In the entries below, locate the line with "Enumerate this screenshot's", then give again that line and all lines after it, exactly, with pictures omitted.

start Extracted records

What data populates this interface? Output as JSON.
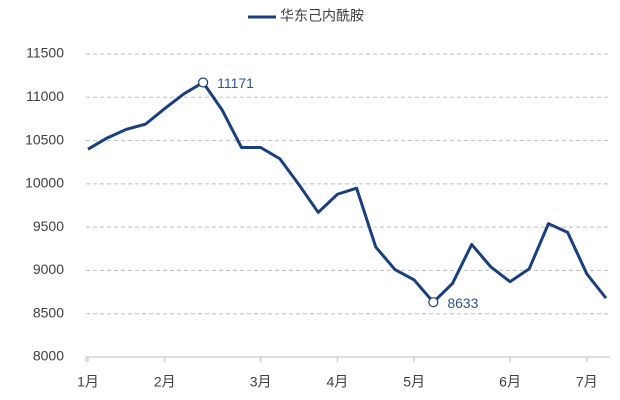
{
  "chart_data": {
    "type": "line",
    "categories": [
      "1月",
      null,
      null,
      null,
      "2月",
      null,
      null,
      null,
      null,
      "3月",
      null,
      null,
      null,
      "4月",
      null,
      null,
      null,
      "5月",
      null,
      null,
      null,
      null,
      "6月",
      null,
      null,
      null,
      "7月",
      null
    ],
    "series": [
      {
        "name": "华东己内酰胺",
        "color": "#1a3f7e",
        "values": [
          10400,
          10530,
          10630,
          10690,
          10870,
          11040,
          11171,
          10850,
          10420,
          10420,
          10290,
          9990,
          9670,
          9880,
          9950,
          9270,
          9010,
          8890,
          8633,
          8850,
          9300,
          9040,
          8870,
          9020,
          9540,
          9440,
          8960,
          8680
        ]
      }
    ],
    "ylim": [
      8000,
      11500
    ],
    "yticks": [
      8000,
      8500,
      9000,
      9500,
      10000,
      10500,
      11000,
      11500
    ],
    "grid": true,
    "legend": "top",
    "annotations": [
      {
        "index": 6,
        "text": "11171"
      },
      {
        "index": 18,
        "text": "8633"
      }
    ]
  }
}
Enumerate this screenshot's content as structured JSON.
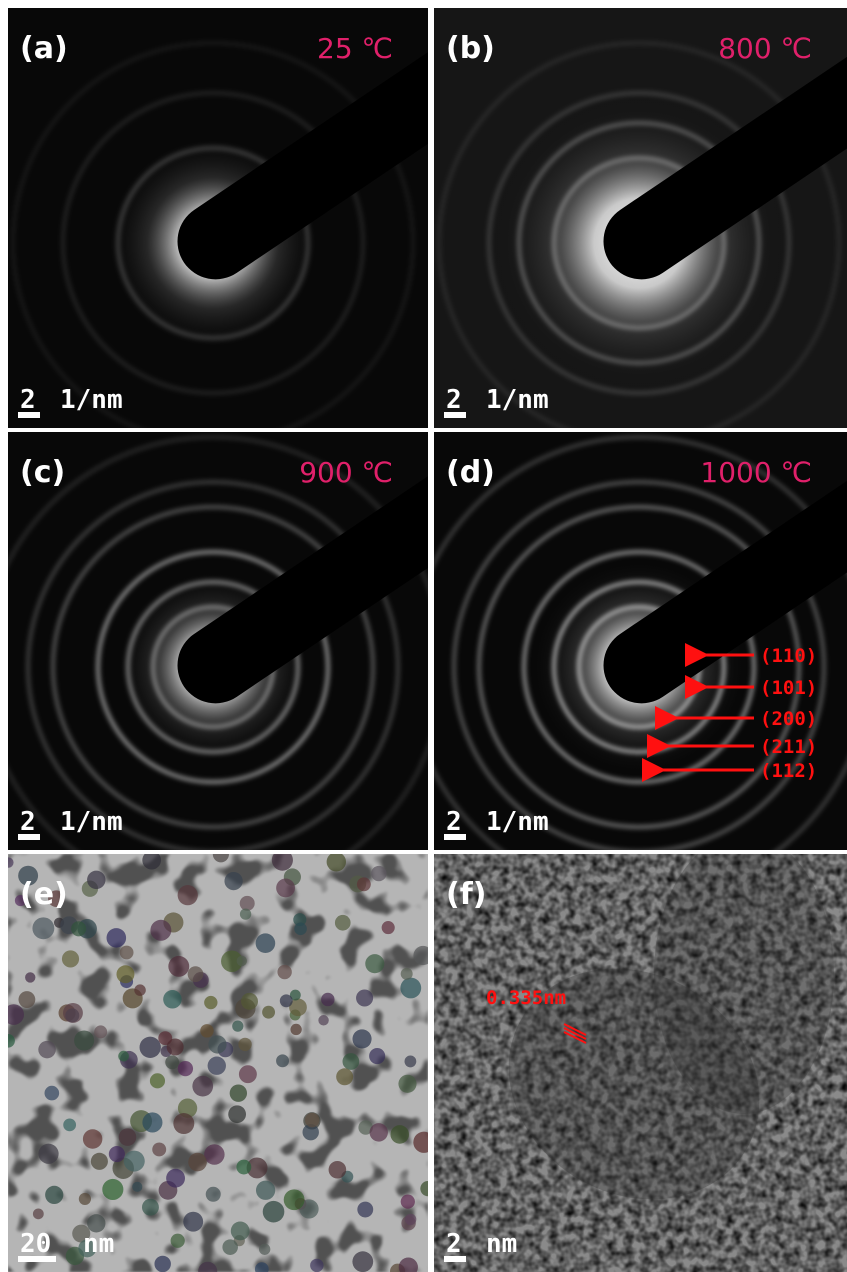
{
  "panels": [
    {
      "label": "(a)",
      "temperature": "25 ℃",
      "scale_value": "2",
      "scale_unit": "1/nm"
    },
    {
      "label": "(b)",
      "temperature": "800 ℃",
      "scale_value": "2",
      "scale_unit": "1/nm"
    },
    {
      "label": "(c)",
      "temperature": "900 ℃",
      "scale_value": "2",
      "scale_unit": "1/nm"
    },
    {
      "label": "(d)",
      "temperature": "1000 ℃",
      "scale_value": "2",
      "scale_unit": "1/nm",
      "indices": [
        "(110)",
        "(101)",
        "(200)",
        "(211)",
        "(112)"
      ]
    },
    {
      "label": "(e)",
      "scale_value": "20",
      "scale_unit": "nm"
    },
    {
      "label": "(f)",
      "scale_value": "2",
      "scale_unit": "nm",
      "spacing": "0.335nm"
    }
  ]
}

end Extracted records

* Output of the exercise
Enumerate this screenshot's content as structured JSON.
{
  "panels": [
    {
      "label": "(a)",
      "temperature": "25 ℃",
      "scale_value": "2",
      "scale_unit": "1/nm"
    },
    {
      "label": "(b)",
      "temperature": "800 ℃",
      "scale_value": "2",
      "scale_unit": "1/nm"
    },
    {
      "label": "(c)",
      "temperature": "900 ℃",
      "scale_value": "2",
      "scale_unit": "1/nm"
    },
    {
      "label": "(d)",
      "temperature": "1000 ℃",
      "scale_value": "2",
      "scale_unit": "1/nm",
      "indices": [
        "(110)",
        "(101)",
        "(200)",
        "(211)",
        "(112)"
      ]
    },
    {
      "label": "(e)",
      "scale_value": "20",
      "scale_unit": "nm"
    },
    {
      "label": "(f)",
      "scale_value": "2",
      "scale_unit": "nm",
      "spacing": "0.335nm"
    }
  ]
}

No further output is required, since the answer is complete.